Objective: Write out the entire listing below exactly as it appears, minus any pictures.

Data shown:
┌──
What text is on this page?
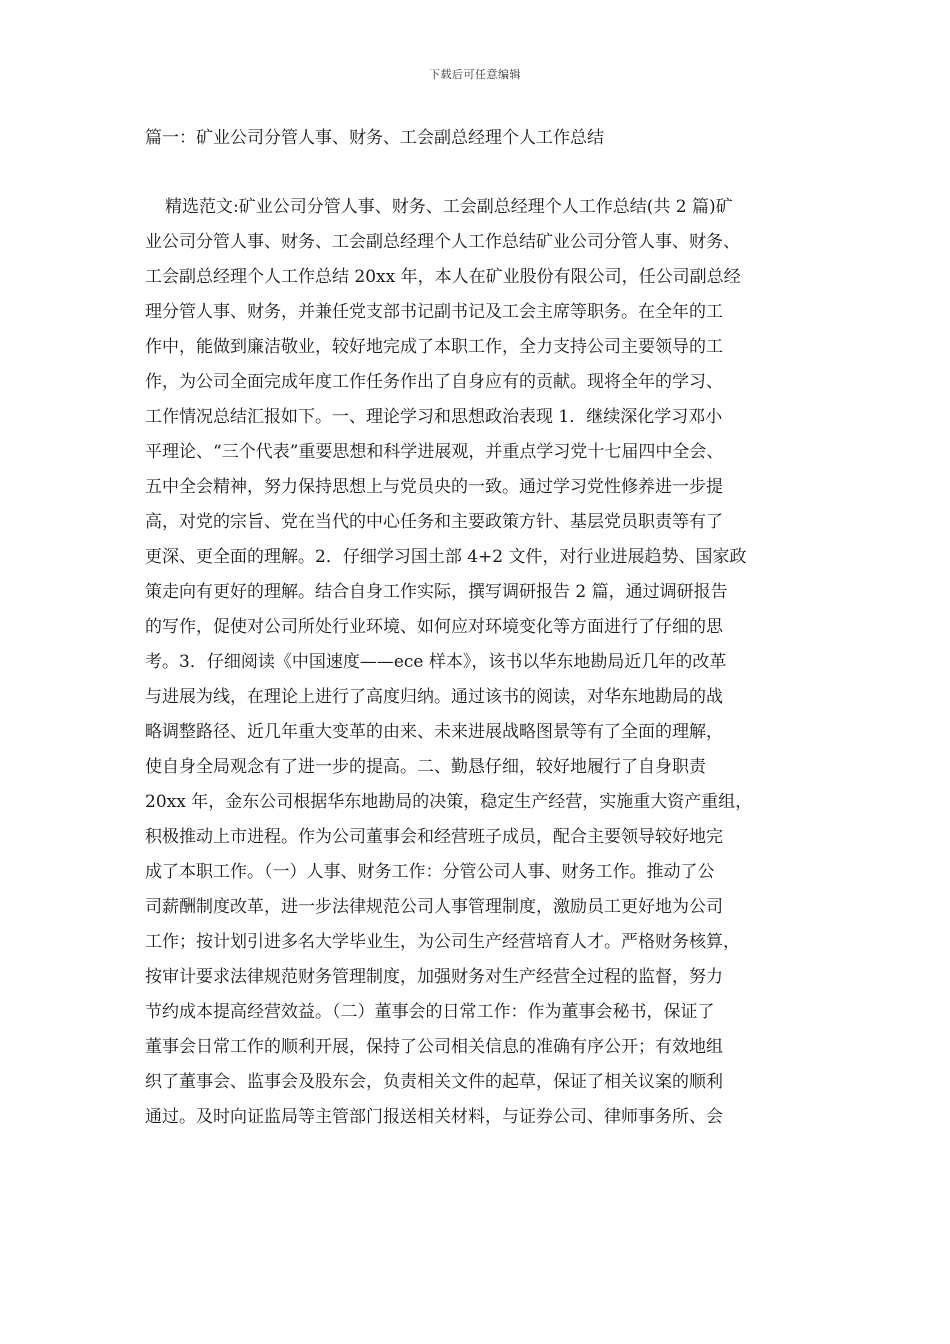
下载后可任意编辑
篇一：矿业公司分管人事、财务、工会副总经理个人工作总结
精选范文:矿业公司分管人事、财务、工会副总经理个人工作总结(共 2 篇)矿
业公司分管人事、财务、工会副总经理个人工作总结矿业公司分管人事、财务、
工会副总经理个人工作总结 20xx 年，本人在矿业股份有限公司，任公司副总经
理分管人事、财务，并兼任党支部书记副书记及工会主席等职务。在全年的工
作中，能做到廉洁敬业，较好地完成了本职工作，全力支持公司主要领导的工
作，为公司全面完成年度工作任务作出了自身应有的贡献。现将全年的学习、
工作情况总结汇报如下。一、理论学习和思想政治表现 1．继续深化学习邓小
平理论、“三个代表”重要思想和科学进展观，并重点学习党十七届四中全会、
五中全会精神，努力保持思想上与党员央的一致。通过学习党性修养进一步提
高，对党的宗旨、党在当代的中心任务和主要政策方针、基层党员职责等有了
更深、更全面的理解。2．仔细学习国土部 4+2 文件，对行业进展趋势、国家政
策走向有更好的理解。结合自身工作实际，撰写调研报告 2 篇，通过调研报告
的写作，促使对公司所处行业环境、如何应对环境变化等方面进行了仔细的思
考。3．仔细阅读《中国速度——ece 样本》，该书以华东地勘局近几年的改革
与进展为线，在理论上进行了高度归纳。通过该书的阅读，对华东地勘局的战
略调整路径、近几年重大变革的由来、未来进展战略图景等有了全面的理解，
使自身全局观念有了进一步的提高。二、勤恳仔细，较好地履行了自身职责
20xx 年，金东公司根据华东地勘局的决策，稳定生产经营，实施重大资产重组，
积极推动上市进程。作为公司董事会和经营班子成员，配合主要领导较好地完
成了本职工作。（一）人事、财务工作：分管公司人事、财务工作。推动了公
司薪酬制度改革，进一步法律规范公司人事管理制度，激励员工更好地为公司
工作；按计划引进多名大学毕业生，为公司生产经营培育人才。严格财务核算，
按审计要求法律规范财务管理制度，加强财务对生产经营全过程的监督，努力
节约成本提高经营效益。（二）董事会的日常工作：作为董事会秘书，保证了
董事会日常工作的顺利开展，保持了公司相关信息的准确有序公开；有效地组
织了董事会、监事会及股东会，负责相关文件的起草，保证了相关议案的顺利
通过。及时向证监局等主管部门报送相关材料，与证券公司、律师事务所、会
└──
Response:
What text is on this page?
下载后可任意编辑
篇一：矿业公司分管人事、财务、工会副总经理个人工作总结
精选范文:矿业公司分管人事、财务、工会副总经理个人工作总结(共 2 篇)矿
业公司分管人事、财务、工会副总经理个人工作总结矿业公司分管人事、财务、
工会副总经理个人工作总结 20xx 年，本人在矿业股份有限公司，任公司副总经
理分管人事、财务，并兼任党支部书记副书记及工会主席等职务。在全年的工
作中，能做到廉洁敬业，较好地完成了本职工作，全力支持公司主要领导的工
作，为公司全面完成年度工作任务作出了自身应有的贡献。现将全年的学习、
工作情况总结汇报如下。一、理论学习和思想政治表现 1．继续深化学习邓小
平理论、“三个代表”重要思想和科学进展观，并重点学习党十七届四中全会、
五中全会精神，努力保持思想上与党员央的一致。通过学习党性修养进一步提
高，对党的宗旨、党在当代的中心任务和主要政策方针、基层党员职责等有了
更深、更全面的理解。2．仔细学习国土部 4+2 文件，对行业进展趋势、国家政
策走向有更好的理解。结合自身工作实际，撰写调研报告 2 篇，通过调研报告
的写作，促使对公司所处行业环境、如何应对环境变化等方面进行了仔细的思
考。3．仔细阅读《中国速度——ece 样本》，该书以华东地勘局近几年的改革
与进展为线，在理论上进行了高度归纳。通过该书的阅读，对华东地勘局的战
略调整路径、近几年重大变革的由来、未来进展战略图景等有了全面的理解，
使自身全局观念有了进一步的提高。二、勤恳仔细，较好地履行了自身职责
20xx 年，金东公司根据华东地勘局的决策，稳定生产经营，实施重大资产重组，
积极推动上市进程。作为公司董事会和经营班子成员，配合主要领导较好地完
成了本职工作。（一）人事、财务工作：分管公司人事、财务工作。推动了公
司薪酬制度改革，进一步法律规范公司人事管理制度，激励员工更好地为公司
工作；按计划引进多名大学毕业生，为公司生产经营培育人才。严格财务核算，
按审计要求法律规范财务管理制度，加强财务对生产经营全过程的监督，努力
节约成本提高经营效益。（二）董事会的日常工作：作为董事会秘书，保证了
董事会日常工作的顺利开展，保持了公司相关信息的准确有序公开；有效地组
织了董事会、监事会及股东会，负责相关文件的起草，保证了相关议案的顺利
通过。及时向证监局等主管部门报送相关材料，与证券公司、律师事务所、会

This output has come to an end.